Exercise inputs:

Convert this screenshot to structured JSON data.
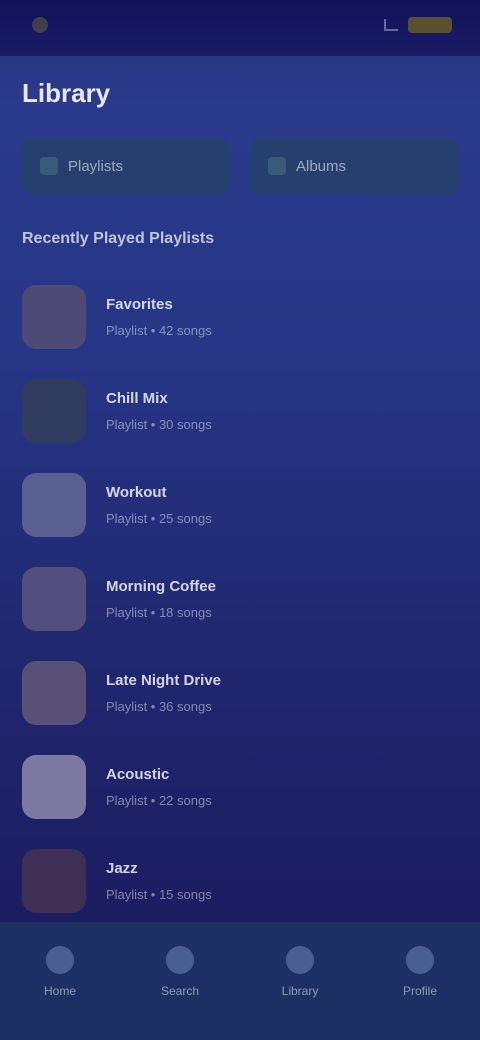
{
  "status_bar": {
    "time": "",
    "battery": ""
  },
  "header": {
    "title": "Library"
  },
  "tabs": [
    {
      "label": "Playlists"
    },
    {
      "label": "Albums"
    }
  ],
  "section": {
    "title": "Recently Played Playlists"
  },
  "list": [
    {
      "name": "Favorites",
      "subtitle": "Playlist • 42 songs",
      "color": "#4d4a78"
    },
    {
      "name": "Chill Mix",
      "subtitle": "Playlist • 30 songs",
      "color": "#2f3c5e"
    },
    {
      "name": "Workout",
      "subtitle": "Playlist • 25 songs",
      "color": "#5a5f92"
    },
    {
      "name": "Morning Coffee",
      "subtitle": "Playlist • 18 songs",
      "color": "#524f7e"
    },
    {
      "name": "Late Night Drive",
      "subtitle": "Playlist • 36 songs",
      "color": "#585077"
    },
    {
      "name": "Acoustic",
      "subtitle": "Playlist • 22 songs",
      "color": "#7c7aa3"
    },
    {
      "name": "Jazz",
      "subtitle": "Playlist • 15 songs",
      "color": "#3f2f55"
    }
  ],
  "bottom_nav": [
    {
      "label": "Home",
      "icon": "home-icon"
    },
    {
      "label": "Search",
      "icon": "search-icon"
    },
    {
      "label": "Library",
      "icon": "library-icon"
    },
    {
      "label": "Profile",
      "icon": "profile-icon"
    }
  ]
}
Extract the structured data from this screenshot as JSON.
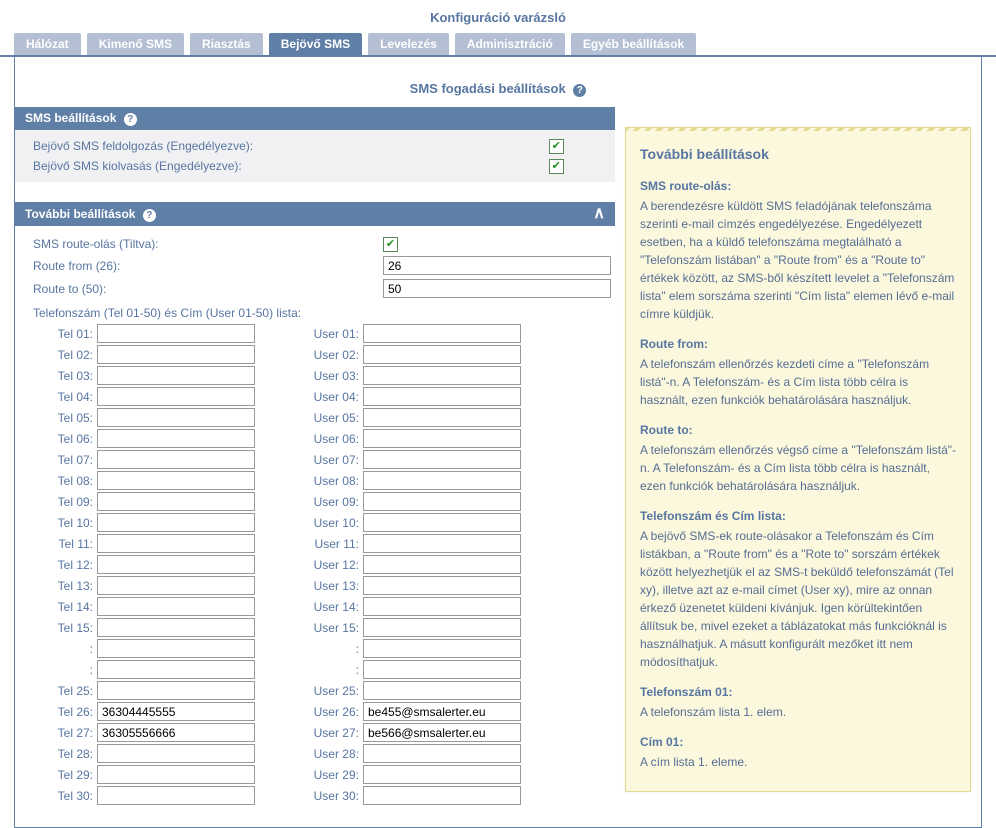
{
  "title": "Konfiguráció varázsló",
  "tabs": [
    {
      "label": "Hálózat",
      "active": false
    },
    {
      "label": "Kimenő SMS",
      "active": false
    },
    {
      "label": "Riasztás",
      "active": false
    },
    {
      "label": "Bejövő SMS",
      "active": true
    },
    {
      "label": "Levelezés",
      "active": false
    },
    {
      "label": "Adminisztráció",
      "active": false
    },
    {
      "label": "Egyéb beállítások",
      "active": false
    }
  ],
  "subheading": "SMS fogadási beállítások",
  "sections": {
    "sms_settings_title": "SMS beállítások",
    "more_settings_title": "További beállítások"
  },
  "sms_settings": {
    "rxproc_label": "Bejövő SMS feldolgozás (Engedélyezve):",
    "rxproc_checked": true,
    "rxread_label": "Bejövő SMS kiolvasás (Engedélyezve):",
    "rxread_checked": true
  },
  "more": {
    "route_enable_label": "SMS route-olás (Tiltva):",
    "route_enable_checked": true,
    "route_from_label": "Route from (26):",
    "route_from_value": "26",
    "route_to_label": "Route to (50):",
    "route_to_value": "50",
    "list_header": "Telefonszám (Tel 01-50) és Cím (User 01-50) lista:",
    "rows": [
      {
        "tel_label": "Tel 01:",
        "tel_val": "",
        "user_label": "User 01:",
        "user_val": ""
      },
      {
        "tel_label": "Tel 02:",
        "tel_val": "",
        "user_label": "User 02:",
        "user_val": ""
      },
      {
        "tel_label": "Tel 03:",
        "tel_val": "",
        "user_label": "User 03:",
        "user_val": ""
      },
      {
        "tel_label": "Tel 04:",
        "tel_val": "",
        "user_label": "User 04:",
        "user_val": ""
      },
      {
        "tel_label": "Tel 05:",
        "tel_val": "",
        "user_label": "User 05:",
        "user_val": ""
      },
      {
        "tel_label": "Tel 06:",
        "tel_val": "",
        "user_label": "User 06:",
        "user_val": ""
      },
      {
        "tel_label": "Tel 07:",
        "tel_val": "",
        "user_label": "User 07:",
        "user_val": ""
      },
      {
        "tel_label": "Tel 08:",
        "tel_val": "",
        "user_label": "User 08:",
        "user_val": ""
      },
      {
        "tel_label": "Tel 09:",
        "tel_val": "",
        "user_label": "User 09:",
        "user_val": ""
      },
      {
        "tel_label": "Tel 10:",
        "tel_val": "",
        "user_label": "User 10:",
        "user_val": ""
      },
      {
        "tel_label": "Tel 11:",
        "tel_val": "",
        "user_label": "User 11:",
        "user_val": ""
      },
      {
        "tel_label": "Tel 12:",
        "tel_val": "",
        "user_label": "User 12:",
        "user_val": ""
      },
      {
        "tel_label": "Tel 13:",
        "tel_val": "",
        "user_label": "User 13:",
        "user_val": ""
      },
      {
        "tel_label": "Tel 14:",
        "tel_val": "",
        "user_label": "User 14:",
        "user_val": ""
      },
      {
        "tel_label": "Tel 15:",
        "tel_val": "",
        "user_label": "User 15:",
        "user_val": ""
      },
      {
        "tel_label": ":",
        "tel_val": "",
        "user_label": ":",
        "user_val": ""
      },
      {
        "tel_label": ":",
        "tel_val": "",
        "user_label": ":",
        "user_val": ""
      },
      {
        "tel_label": "Tel 25:",
        "tel_val": "",
        "user_label": "User 25:",
        "user_val": ""
      },
      {
        "tel_label": "Tel 26:",
        "tel_val": "36304445555",
        "user_label": "User 26:",
        "user_val": "be455@smsalerter.eu"
      },
      {
        "tel_label": "Tel 27:",
        "tel_val": "36305556666",
        "user_label": "User 27:",
        "user_val": "be566@smsalerter.eu"
      },
      {
        "tel_label": "Tel 28:",
        "tel_val": "",
        "user_label": "User 28:",
        "user_val": ""
      },
      {
        "tel_label": "Tel 29:",
        "tel_val": "",
        "user_label": "User 29:",
        "user_val": ""
      },
      {
        "tel_label": "Tel 30:",
        "tel_val": "",
        "user_label": "User 30:",
        "user_val": ""
      }
    ]
  },
  "help": {
    "title": "További beállítások",
    "sections": [
      {
        "heading": "SMS route-olás:",
        "body": "A berendezésre küldött SMS feladójának telefonszáma szerinti e-mail címzés engedélyezése. Engedélyezett esetben, ha a küldő telefonszáma megtalálható a \"Telefonszám listában\" a \"Route from\" és a \"Route to\" értékek között, az SMS-ből készített levelet a \"Telefonszám lista\" elem sorszáma szerinti \"Cím lista\" elemen lévő e-mail címre küldjük."
      },
      {
        "heading": "Route from:",
        "body": "A telefonszám ellenőrzés kezdeti címe a \"Telefonszám listá\"-n. A Telefonszám- és a Cím lista több célra is használt, ezen funkciók behatárolására használjuk."
      },
      {
        "heading": "Route to:",
        "body": "A telefonszám ellenőrzés végső címe a \"Telefonszám listá\"-n. A Telefonszám- és a Cím lista több célra is használt, ezen funkciók behatárolására használjuk."
      },
      {
        "heading": "Telefonszám és Cím lista:",
        "body": "A bejövő SMS-ek route-olásakor a Telefonszám és Cím listákban, a \"Route from\" és a \"Rote to\" sorszám értékek között helyezhetjük el az SMS-t beküldő telefonszámát (Tel xy), illetve azt az e-mail címet (User xy), mire az onnan érkező üzenetet küldeni kívánjuk.\nIgen körültekintően állítsuk be, mivel ezeket a táblázatokat más funkcióknál is használhatjuk. A másutt konfigurált mezőket itt nem módosíthatjuk."
      },
      {
        "heading": "Telefonszám 01:",
        "body": "A telefonszám lista 1. elem."
      },
      {
        "heading": "Cím 01:",
        "body": "A cím lista 1. eleme."
      }
    ]
  },
  "icons": {
    "help": "?",
    "chevron_up": "∧"
  }
}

Requirements: Please transcribe the material above exactly as written. Leave the pictures out.

Reply to the task:
Convert this screenshot to structured JSON data.
{
  "status_bar": {
    "time": "",
    "battery": ""
  },
  "header": {
    "title": "Library"
  },
  "tabs": [
    {
      "label": "Playlists"
    },
    {
      "label": "Albums"
    }
  ],
  "section": {
    "title": "Recently Played Playlists"
  },
  "list": [
    {
      "name": "Favorites",
      "subtitle": "Playlist • 42 songs",
      "color": "#4d4a78"
    },
    {
      "name": "Chill Mix",
      "subtitle": "Playlist • 30 songs",
      "color": "#2f3c5e"
    },
    {
      "name": "Workout",
      "subtitle": "Playlist • 25 songs",
      "color": "#5a5f92"
    },
    {
      "name": "Morning Coffee",
      "subtitle": "Playlist • 18 songs",
      "color": "#524f7e"
    },
    {
      "name": "Late Night Drive",
      "subtitle": "Playlist • 36 songs",
      "color": "#585077"
    },
    {
      "name": "Acoustic",
      "subtitle": "Playlist • 22 songs",
      "color": "#7c7aa3"
    },
    {
      "name": "Jazz",
      "subtitle": "Playlist • 15 songs",
      "color": "#3f2f55"
    }
  ],
  "bottom_nav": [
    {
      "label": "Home",
      "icon": "home-icon"
    },
    {
      "label": "Search",
      "icon": "search-icon"
    },
    {
      "label": "Library",
      "icon": "library-icon"
    },
    {
      "label": "Profile",
      "icon": "profile-icon"
    }
  ]
}
Extract the structured data from this screenshot as JSON.
{
  "title": "Konfiguráció varázsló",
  "tabs": [
    {
      "label": "Hálózat",
      "active": false
    },
    {
      "label": "Kimenő SMS",
      "active": false
    },
    {
      "label": "Riasztás",
      "active": false
    },
    {
      "label": "Bejövő SMS",
      "active": true
    },
    {
      "label": "Levelezés",
      "active": false
    },
    {
      "label": "Adminisztráció",
      "active": false
    },
    {
      "label": "Egyéb beállítások",
      "active": false
    }
  ],
  "subheading": "SMS fogadási beállítások",
  "sections": {
    "sms_settings_title": "SMS beállítások",
    "more_settings_title": "További beállítások"
  },
  "sms_settings": {
    "rxproc_label": "Bejövő SMS feldolgozás (Engedélyezve):",
    "rxproc_checked": true,
    "rxread_label": "Bejövő SMS kiolvasás (Engedélyezve):",
    "rxread_checked": true
  },
  "more": {
    "route_enable_label": "SMS route-olás (Tiltva):",
    "route_enable_checked": true,
    "route_from_label": "Route from (26):",
    "route_from_value": "26",
    "route_to_label": "Route to (50):",
    "route_to_value": "50",
    "list_header": "Telefonszám (Tel 01-50) és Cím (User 01-50) lista:",
    "rows": [
      {
        "tel_label": "Tel 01:",
        "tel_val": "",
        "user_label": "User 01:",
        "user_val": ""
      },
      {
        "tel_label": "Tel 02:",
        "tel_val": "",
        "user_label": "User 02:",
        "user_val": ""
      },
      {
        "tel_label": "Tel 03:",
        "tel_val": "",
        "user_label": "User 03:",
        "user_val": ""
      },
      {
        "tel_label": "Tel 04:",
        "tel_val": "",
        "user_label": "User 04:",
        "user_val": ""
      },
      {
        "tel_label": "Tel 05:",
        "tel_val": "",
        "user_label": "User 05:",
        "user_val": ""
      },
      {
        "tel_label": "Tel 06:",
        "tel_val": "",
        "user_label": "User 06:",
        "user_val": ""
      },
      {
        "tel_label": "Tel 07:",
        "tel_val": "",
        "user_label": "User 07:",
        "user_val": ""
      },
      {
        "tel_label": "Tel 08:",
        "tel_val": "",
        "user_label": "User 08:",
        "user_val": ""
      },
      {
        "tel_label": "Tel 09:",
        "tel_val": "",
        "user_label": "User 09:",
        "user_val": ""
      },
      {
        "tel_label": "Tel 10:",
        "tel_val": "",
        "user_label": "User 10:",
        "user_val": ""
      },
      {
        "tel_label": "Tel 11:",
        "tel_val": "",
        "user_label": "User 11:",
        "user_val": ""
      },
      {
        "tel_label": "Tel 12:",
        "tel_val": "",
        "user_label": "User 12:",
        "user_val": ""
      },
      {
        "tel_label": "Tel 13:",
        "tel_val": "",
        "user_label": "User 13:",
        "user_val": ""
      },
      {
        "tel_label": "Tel 14:",
        "tel_val": "",
        "user_label": "User 14:",
        "user_val": ""
      },
      {
        "tel_label": "Tel 15:",
        "tel_val": "",
        "user_label": "User 15:",
        "user_val": ""
      },
      {
        "tel_label": ":",
        "tel_val": "",
        "user_label": ":",
        "user_val": ""
      },
      {
        "tel_label": ":",
        "tel_val": "",
        "user_label": ":",
        "user_val": ""
      },
      {
        "tel_label": "Tel 25:",
        "tel_val": "",
        "user_label": "User 25:",
        "user_val": ""
      },
      {
        "tel_label": "Tel 26:",
        "tel_val": "36304445555",
        "user_label": "User 26:",
        "user_val": "be455@smsalerter.eu"
      },
      {
        "tel_label": "Tel 27:",
        "tel_val": "36305556666",
        "user_label": "User 27:",
        "user_val": "be566@smsalerter.eu"
      },
      {
        "tel_label": "Tel 28:",
        "tel_val": "",
        "user_label": "User 28:",
        "user_val": ""
      },
      {
        "tel_label": "Tel 29:",
        "tel_val": "",
        "user_label": "User 29:",
        "user_val": ""
      },
      {
        "tel_label": "Tel 30:",
        "tel_val": "",
        "user_label": "User 30:",
        "user_val": ""
      }
    ]
  },
  "help": {
    "title": "További beállítások",
    "sections": [
      {
        "heading": "SMS route-olás:",
        "body": "A berendezésre küldött SMS feladójának telefonszáma szerinti e-mail címzés engedélyezése. Engedélyezett esetben, ha a küldő telefonszáma megtalálható a \"Telefonszám listában\" a \"Route from\" és a \"Route to\" értékek között, az SMS-ből készített levelet a \"Telefonszám lista\" elem sorszáma szerinti \"Cím lista\" elemen lévő e-mail címre küldjük."
      },
      {
        "heading": "Route from:",
        "body": "A telefonszám ellenőrzés kezdeti címe a \"Telefonszám listá\"-n. A Telefonszám- és a Cím lista több célra is használt, ezen funkciók behatárolására használjuk."
      },
      {
        "heading": "Route to:",
        "body": "A telefonszám ellenőrzés végső címe a \"Telefonszám listá\"-n. A Telefonszám- és a Cím lista több célra is használt, ezen funkciók behatárolására használjuk."
      },
      {
        "heading": "Telefonszám és Cím lista:",
        "body": "A bejövő SMS-ek route-olásakor a Telefonszám és Cím listákban, a \"Route from\" és a \"Rote to\" sorszám értékek között helyezhetjük el az SMS-t beküldő telefonszámát (Tel xy), illetve azt az e-mail címet (User xy), mire az onnan érkező üzenetet küldeni kívánjuk.\nIgen körültekintően állítsuk be, mivel ezeket a táblázatokat más funkcióknál is használhatjuk. A másutt konfigurált mezőket itt nem módosíthatjuk."
      },
      {
        "heading": "Telefonszám 01:",
        "body": "A telefonszám lista 1. elem."
      },
      {
        "heading": "Cím 01:",
        "body": "A cím lista 1. eleme."
      }
    ]
  },
  "icons": {
    "help": "?",
    "chevron_up": "∧"
  }
}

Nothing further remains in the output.